▸ **Written task**
Repeat the entire listing exactly.

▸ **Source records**
----------

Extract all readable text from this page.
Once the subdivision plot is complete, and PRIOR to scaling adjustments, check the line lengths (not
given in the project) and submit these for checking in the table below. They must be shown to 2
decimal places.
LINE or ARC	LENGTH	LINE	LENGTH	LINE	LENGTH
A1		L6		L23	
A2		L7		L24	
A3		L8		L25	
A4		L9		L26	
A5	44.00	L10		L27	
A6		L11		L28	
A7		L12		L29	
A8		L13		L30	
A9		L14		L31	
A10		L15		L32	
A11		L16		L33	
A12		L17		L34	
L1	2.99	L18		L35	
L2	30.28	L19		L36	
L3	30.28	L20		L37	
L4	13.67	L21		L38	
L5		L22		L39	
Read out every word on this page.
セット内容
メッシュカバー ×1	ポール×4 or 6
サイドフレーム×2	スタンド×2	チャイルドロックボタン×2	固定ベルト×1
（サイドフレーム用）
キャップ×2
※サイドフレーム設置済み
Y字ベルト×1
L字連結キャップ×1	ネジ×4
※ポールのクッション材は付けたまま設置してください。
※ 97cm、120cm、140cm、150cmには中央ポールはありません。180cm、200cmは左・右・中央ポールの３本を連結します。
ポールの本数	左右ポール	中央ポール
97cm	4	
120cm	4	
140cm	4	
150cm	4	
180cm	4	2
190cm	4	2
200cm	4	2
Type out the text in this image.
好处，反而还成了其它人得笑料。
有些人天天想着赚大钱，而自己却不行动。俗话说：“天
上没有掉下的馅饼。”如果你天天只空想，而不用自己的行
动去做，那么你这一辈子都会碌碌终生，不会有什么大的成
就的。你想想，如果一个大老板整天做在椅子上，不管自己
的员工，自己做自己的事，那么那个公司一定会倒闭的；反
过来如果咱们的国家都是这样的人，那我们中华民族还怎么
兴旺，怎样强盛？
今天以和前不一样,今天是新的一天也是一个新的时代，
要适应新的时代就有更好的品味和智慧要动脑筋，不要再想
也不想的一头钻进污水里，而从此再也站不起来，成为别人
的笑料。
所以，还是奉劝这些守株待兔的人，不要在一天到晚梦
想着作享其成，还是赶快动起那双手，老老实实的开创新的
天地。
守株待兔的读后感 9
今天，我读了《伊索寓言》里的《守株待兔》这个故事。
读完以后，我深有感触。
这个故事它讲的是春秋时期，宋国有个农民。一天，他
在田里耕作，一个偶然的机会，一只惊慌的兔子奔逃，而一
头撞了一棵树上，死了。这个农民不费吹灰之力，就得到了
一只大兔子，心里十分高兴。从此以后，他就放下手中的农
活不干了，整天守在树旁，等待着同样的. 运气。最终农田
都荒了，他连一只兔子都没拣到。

----------

▸ **Result below**
Extract all readable text from this page.
Once the subdivision plot is complete, and PRIOR to scaling adjustments, check the line lengths (not
given in the project) and submit these for checking in the table below. They must be shown to 2
decimal places.
LINE or ARC	LENGTH	LINE	LENGTH	LINE	LENGTH
A1		L6		L23	
A2		L7		L24	
A3		L8		L25	
A4		L9		L26	
A5	44.00	L10		L27	
A6		L11		L28	
A7		L12		L29	
A8		L13		L30	
A9		L14		L31	
A10		L15		L32	
A11		L16		L33	
A12		L17		L34	
L1	2.99	L18		L35	
L2	30.28	L19		L36	
L3	30.28	L20		L37	
L4	13.67	L21		L38	
L5		L22		L39	
Read out every word on this page.
セット内容
メッシュカバー ×1	ポール×4 or 6
サイドフレーム×2	スタンド×2	チャイルドロックボタン×2	固定ベルト×1
（サイドフレーム用）
キャップ×2
※サイドフレーム設置済み
Y字ベルト×1
L字連結キャップ×1	ネジ×4
※ポールのクッション材は付けたまま設置してください。
※ 97cm、120cm、140cm、150cmには中央ポールはありません。180cm、200cmは左・右・中央ポールの３本を連結します。
ポールの本数	左右ポール	中央ポール
97cm	4	
120cm	4	
140cm	4	
150cm	4	
180cm	4	2
190cm	4	2
200cm	4	2
Type out the text in this image.
好处，反而还成了其它人得笑料。
有些人天天想着赚大钱，而自己却不行动。俗话说：“天
上没有掉下的馅饼。”如果你天天只空想，而不用自己的行
动去做，那么你这一辈子都会碌碌终生，不会有什么大的成
就的。你想想，如果一个大老板整天做在椅子上，不管自己
的员工，自己做自己的事，那么那个公司一定会倒闭的；反
过来如果咱们的国家都是这样的人，那我们中华民族还怎么
兴旺，怎样强盛？
今天以和前不一样,今天是新的一天也是一个新的时代，
要适应新的时代就有更好的品味和智慧要动脑筋，不要再想
也不想的一头钻进污水里，而从此再也站不起来，成为别人
的笑料。
所以，还是奉劝这些守株待兔的人，不要在一天到晚梦
想着作享其成，还是赶快动起那双手，老老实实的开创新的
天地。
守株待兔的读后感 9
今天，我读了《伊索寓言》里的《守株待兔》这个故事。
读完以后，我深有感触。
这个故事它讲的是春秋时期，宋国有个农民。一天，他
在田里耕作，一个偶然的机会，一只惊慌的兔子奔逃，而一
头撞了一棵树上，死了。这个农民不费吹灰之力，就得到了
一只大兔子，心里十分高兴。从此以后，他就放下手中的农
活不干了，整天守在树旁，等待着同样的. 运气。最终农田
都荒了，他连一只兔子都没拣到。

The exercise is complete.